** Start **

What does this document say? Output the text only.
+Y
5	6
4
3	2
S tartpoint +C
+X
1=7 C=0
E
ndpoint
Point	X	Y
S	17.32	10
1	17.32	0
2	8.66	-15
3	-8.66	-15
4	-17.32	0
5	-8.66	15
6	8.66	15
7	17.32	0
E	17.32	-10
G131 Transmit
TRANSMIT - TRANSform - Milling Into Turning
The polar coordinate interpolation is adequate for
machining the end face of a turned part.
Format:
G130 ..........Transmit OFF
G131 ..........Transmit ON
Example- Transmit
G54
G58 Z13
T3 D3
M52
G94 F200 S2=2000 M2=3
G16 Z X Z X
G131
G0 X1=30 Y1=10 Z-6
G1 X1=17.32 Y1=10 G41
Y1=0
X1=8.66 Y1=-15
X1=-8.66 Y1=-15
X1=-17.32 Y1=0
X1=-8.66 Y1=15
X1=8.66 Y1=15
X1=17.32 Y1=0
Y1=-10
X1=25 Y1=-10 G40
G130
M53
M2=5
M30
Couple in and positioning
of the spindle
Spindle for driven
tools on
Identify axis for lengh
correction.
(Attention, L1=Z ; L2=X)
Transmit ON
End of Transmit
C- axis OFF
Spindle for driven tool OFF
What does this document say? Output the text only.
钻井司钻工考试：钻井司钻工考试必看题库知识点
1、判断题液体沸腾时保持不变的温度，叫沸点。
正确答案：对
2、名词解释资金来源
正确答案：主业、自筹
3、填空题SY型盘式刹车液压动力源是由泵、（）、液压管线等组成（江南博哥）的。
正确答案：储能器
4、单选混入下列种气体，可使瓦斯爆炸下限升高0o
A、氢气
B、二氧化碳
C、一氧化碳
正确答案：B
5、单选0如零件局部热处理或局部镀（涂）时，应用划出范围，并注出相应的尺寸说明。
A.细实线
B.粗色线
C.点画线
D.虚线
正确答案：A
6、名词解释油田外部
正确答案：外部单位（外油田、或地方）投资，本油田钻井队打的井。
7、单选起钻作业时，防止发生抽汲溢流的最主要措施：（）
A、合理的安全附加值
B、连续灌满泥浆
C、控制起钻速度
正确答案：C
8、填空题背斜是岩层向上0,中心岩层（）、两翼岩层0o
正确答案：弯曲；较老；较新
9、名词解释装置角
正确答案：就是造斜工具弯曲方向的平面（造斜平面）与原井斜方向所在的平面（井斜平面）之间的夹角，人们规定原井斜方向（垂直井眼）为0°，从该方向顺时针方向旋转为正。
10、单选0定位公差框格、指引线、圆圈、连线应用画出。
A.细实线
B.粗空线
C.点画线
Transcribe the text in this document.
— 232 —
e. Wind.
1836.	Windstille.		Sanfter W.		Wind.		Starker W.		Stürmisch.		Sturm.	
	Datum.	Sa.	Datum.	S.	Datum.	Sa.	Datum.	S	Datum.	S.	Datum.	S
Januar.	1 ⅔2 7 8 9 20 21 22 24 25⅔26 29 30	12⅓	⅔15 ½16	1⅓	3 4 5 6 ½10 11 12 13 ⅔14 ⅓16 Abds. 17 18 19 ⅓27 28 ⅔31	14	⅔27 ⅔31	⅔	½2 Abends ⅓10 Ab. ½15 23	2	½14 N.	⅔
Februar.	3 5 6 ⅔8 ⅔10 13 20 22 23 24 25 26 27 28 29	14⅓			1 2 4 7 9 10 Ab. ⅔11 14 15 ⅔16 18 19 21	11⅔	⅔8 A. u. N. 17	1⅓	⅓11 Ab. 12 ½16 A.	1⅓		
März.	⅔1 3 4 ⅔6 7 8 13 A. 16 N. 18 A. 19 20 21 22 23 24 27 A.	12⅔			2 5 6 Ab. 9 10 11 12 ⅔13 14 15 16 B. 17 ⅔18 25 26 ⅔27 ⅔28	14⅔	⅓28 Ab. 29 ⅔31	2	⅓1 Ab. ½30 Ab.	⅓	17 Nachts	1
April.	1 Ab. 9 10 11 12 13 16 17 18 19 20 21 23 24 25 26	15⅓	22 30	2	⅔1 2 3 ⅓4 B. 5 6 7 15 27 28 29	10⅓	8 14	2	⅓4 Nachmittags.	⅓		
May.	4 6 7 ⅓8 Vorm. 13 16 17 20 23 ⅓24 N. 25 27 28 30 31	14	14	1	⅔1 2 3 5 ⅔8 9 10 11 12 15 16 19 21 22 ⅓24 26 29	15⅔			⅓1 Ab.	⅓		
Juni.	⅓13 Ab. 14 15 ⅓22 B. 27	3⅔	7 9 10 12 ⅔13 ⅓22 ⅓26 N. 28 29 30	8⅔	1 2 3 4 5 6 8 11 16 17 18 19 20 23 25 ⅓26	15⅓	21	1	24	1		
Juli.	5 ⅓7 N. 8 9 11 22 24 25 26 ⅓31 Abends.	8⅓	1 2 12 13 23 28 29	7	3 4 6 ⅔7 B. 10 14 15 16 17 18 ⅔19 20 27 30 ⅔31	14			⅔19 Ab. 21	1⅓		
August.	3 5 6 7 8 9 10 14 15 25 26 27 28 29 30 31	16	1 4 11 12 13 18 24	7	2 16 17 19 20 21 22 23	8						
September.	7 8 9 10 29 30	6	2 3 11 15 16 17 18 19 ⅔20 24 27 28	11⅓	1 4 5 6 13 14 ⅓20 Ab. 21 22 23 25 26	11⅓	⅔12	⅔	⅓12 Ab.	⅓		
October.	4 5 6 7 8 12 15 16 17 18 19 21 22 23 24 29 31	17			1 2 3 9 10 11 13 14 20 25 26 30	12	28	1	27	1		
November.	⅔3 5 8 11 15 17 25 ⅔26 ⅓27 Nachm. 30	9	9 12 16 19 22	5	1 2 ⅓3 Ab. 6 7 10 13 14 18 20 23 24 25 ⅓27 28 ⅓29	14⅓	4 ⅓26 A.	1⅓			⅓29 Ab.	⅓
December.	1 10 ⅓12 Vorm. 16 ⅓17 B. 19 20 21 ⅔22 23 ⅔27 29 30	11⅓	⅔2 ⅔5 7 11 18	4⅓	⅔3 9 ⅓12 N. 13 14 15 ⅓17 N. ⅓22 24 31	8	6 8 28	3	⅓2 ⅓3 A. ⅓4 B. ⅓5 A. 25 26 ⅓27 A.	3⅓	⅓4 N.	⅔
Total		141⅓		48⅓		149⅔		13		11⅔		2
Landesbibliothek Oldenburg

** End **

WHAT IS EXPECTED:
Find each line that has the word "Vorm", then copy it out.

ANSWER FOR THE TASK:
May.	4 6 7 ⅓8 Vorm. 13 16 17 20 23 ⅓24 N. 25 27 28 30 31	14	14	1	⅔1 2 3 5 ⅔8 9 10 11 12 15 16 19 21 22 ⅓24 26 29	15⅔			⅓1 Ab.	⅓		
December.	1 10 ⅓12 Vorm. 16 ⅓17 B. 19 20 21 ⅔22 23 ⅔27 29 30	11⅓	⅔2 ⅔5 7 11 18	4⅓	⅔3 9 ⅓12 N. 13 14 15 ⅓17 N. ⅓22 24 31	8	6 8 28	3	⅓2 ⅓3 A. ⅓4 B. ⅓5 A. 25 26 ⅓27 A.	3⅓	⅓4 N.	⅔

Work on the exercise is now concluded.